# START OF Records for the task
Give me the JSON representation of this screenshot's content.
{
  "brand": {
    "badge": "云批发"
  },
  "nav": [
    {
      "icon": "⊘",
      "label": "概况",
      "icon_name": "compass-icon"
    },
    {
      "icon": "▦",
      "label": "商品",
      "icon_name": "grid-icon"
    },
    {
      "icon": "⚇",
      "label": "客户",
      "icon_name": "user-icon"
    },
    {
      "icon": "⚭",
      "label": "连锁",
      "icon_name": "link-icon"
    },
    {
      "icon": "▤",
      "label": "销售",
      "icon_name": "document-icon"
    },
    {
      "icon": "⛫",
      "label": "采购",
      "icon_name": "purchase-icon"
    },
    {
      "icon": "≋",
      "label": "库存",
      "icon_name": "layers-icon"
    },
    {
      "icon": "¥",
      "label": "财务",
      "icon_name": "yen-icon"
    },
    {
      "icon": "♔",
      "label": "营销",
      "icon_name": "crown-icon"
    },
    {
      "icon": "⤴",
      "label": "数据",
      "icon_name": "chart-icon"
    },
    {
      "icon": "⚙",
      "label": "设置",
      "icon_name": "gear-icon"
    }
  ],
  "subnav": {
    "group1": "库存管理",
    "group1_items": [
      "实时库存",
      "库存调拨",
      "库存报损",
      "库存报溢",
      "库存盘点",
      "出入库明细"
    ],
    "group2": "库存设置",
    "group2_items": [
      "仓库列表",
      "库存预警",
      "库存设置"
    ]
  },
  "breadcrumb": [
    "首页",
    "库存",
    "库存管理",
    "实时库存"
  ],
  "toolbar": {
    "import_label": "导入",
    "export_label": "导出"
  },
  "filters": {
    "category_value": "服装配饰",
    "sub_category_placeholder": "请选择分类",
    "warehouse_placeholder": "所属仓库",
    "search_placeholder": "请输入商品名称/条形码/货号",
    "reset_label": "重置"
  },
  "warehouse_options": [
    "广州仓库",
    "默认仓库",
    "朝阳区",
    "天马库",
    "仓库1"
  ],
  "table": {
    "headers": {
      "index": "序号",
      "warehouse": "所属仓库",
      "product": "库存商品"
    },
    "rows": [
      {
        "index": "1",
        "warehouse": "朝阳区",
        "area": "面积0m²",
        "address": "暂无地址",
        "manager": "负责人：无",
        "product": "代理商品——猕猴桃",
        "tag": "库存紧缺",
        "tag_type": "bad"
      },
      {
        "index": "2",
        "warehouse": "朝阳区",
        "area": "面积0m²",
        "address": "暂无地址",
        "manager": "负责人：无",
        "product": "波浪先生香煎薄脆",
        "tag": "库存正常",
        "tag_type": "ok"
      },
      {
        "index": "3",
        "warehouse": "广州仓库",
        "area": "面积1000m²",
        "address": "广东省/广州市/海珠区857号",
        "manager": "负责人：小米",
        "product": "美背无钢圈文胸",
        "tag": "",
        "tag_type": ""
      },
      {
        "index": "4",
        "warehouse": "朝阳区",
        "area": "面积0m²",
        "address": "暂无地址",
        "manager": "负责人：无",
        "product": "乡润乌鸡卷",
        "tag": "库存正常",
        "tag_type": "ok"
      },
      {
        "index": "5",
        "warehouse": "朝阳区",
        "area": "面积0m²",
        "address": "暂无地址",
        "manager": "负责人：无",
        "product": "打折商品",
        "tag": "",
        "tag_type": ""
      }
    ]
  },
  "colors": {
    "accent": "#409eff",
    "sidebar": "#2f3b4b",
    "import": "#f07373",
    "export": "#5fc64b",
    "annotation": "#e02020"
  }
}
# END OF Records for the task
◆ **What needs to be done**: Extract the complete listing above, reproducing each line exactly.

◆ **Result**:
Give me the JSON representation of this screenshot's content.
{
  "brand": {
    "badge": "云批发"
  },
  "nav": [
    {
      "icon": "⊘",
      "label": "概况",
      "icon_name": "compass-icon"
    },
    {
      "icon": "▦",
      "label": "商品",
      "icon_name": "grid-icon"
    },
    {
      "icon": "⚇",
      "label": "客户",
      "icon_name": "user-icon"
    },
    {
      "icon": "⚭",
      "label": "连锁",
      "icon_name": "link-icon"
    },
    {
      "icon": "▤",
      "label": "销售",
      "icon_name": "document-icon"
    },
    {
      "icon": "⛫",
      "label": "采购",
      "icon_name": "purchase-icon"
    },
    {
      "icon": "≋",
      "label": "库存",
      "icon_name": "layers-icon"
    },
    {
      "icon": "¥",
      "label": "财务",
      "icon_name": "yen-icon"
    },
    {
      "icon": "♔",
      "label": "营销",
      "icon_name": "crown-icon"
    },
    {
      "icon": "⤴",
      "label": "数据",
      "icon_name": "chart-icon"
    },
    {
      "icon": "⚙",
      "label": "设置",
      "icon_name": "gear-icon"
    }
  ],
  "subnav": {
    "group1": "库存管理",
    "group1_items": [
      "实时库存",
      "库存调拨",
      "库存报损",
      "库存报溢",
      "库存盘点",
      "出入库明细"
    ],
    "group2": "库存设置",
    "group2_items": [
      "仓库列表",
      "库存预警",
      "库存设置"
    ]
  },
  "breadcrumb": [
    "首页",
    "库存",
    "库存管理",
    "实时库存"
  ],
  "toolbar": {
    "import_label": "导入",
    "export_label": "导出"
  },
  "filters": {
    "category_value": "服装配饰",
    "sub_category_placeholder": "请选择分类",
    "warehouse_placeholder": "所属仓库",
    "search_placeholder": "请输入商品名称/条形码/货号",
    "reset_label": "重置"
  },
  "warehouse_options": [
    "广州仓库",
    "默认仓库",
    "朝阳区",
    "天马库",
    "仓库1"
  ],
  "table": {
    "headers": {
      "index": "序号",
      "warehouse": "所属仓库",
      "product": "库存商品"
    },
    "rows": [
      {
        "index": "1",
        "warehouse": "朝阳区",
        "area": "面积0m²",
        "address": "暂无地址",
        "manager": "负责人：无",
        "product": "代理商品——猕猴桃",
        "tag": "库存紧缺",
        "tag_type": "bad"
      },
      {
        "index": "2",
        "warehouse": "朝阳区",
        "area": "面积0m²",
        "address": "暂无地址",
        "manager": "负责人：无",
        "product": "波浪先生香煎薄脆",
        "tag": "库存正常",
        "tag_type": "ok"
      },
      {
        "index": "3",
        "warehouse": "广州仓库",
        "area": "面积1000m²",
        "address": "广东省/广州市/海珠区857号",
        "manager": "负责人：小米",
        "product": "美背无钢圈文胸",
        "tag": "",
        "tag_type": ""
      },
      {
        "index": "4",
        "warehouse": "朝阳区",
        "area": "面积0m²",
        "address": "暂无地址",
        "manager": "负责人：无",
        "product": "乡润乌鸡卷",
        "tag": "库存正常",
        "tag_type": "ok"
      },
      {
        "index": "5",
        "warehouse": "朝阳区",
        "area": "面积0m²",
        "address": "暂无地址",
        "manager": "负责人：无",
        "product": "打折商品",
        "tag": "",
        "tag_type": ""
      }
    ]
  },
  "colors": {
    "accent": "#409eff",
    "sidebar": "#2f3b4b",
    "import": "#f07373",
    "export": "#5fc64b",
    "annotation": "#e02020"
  }
}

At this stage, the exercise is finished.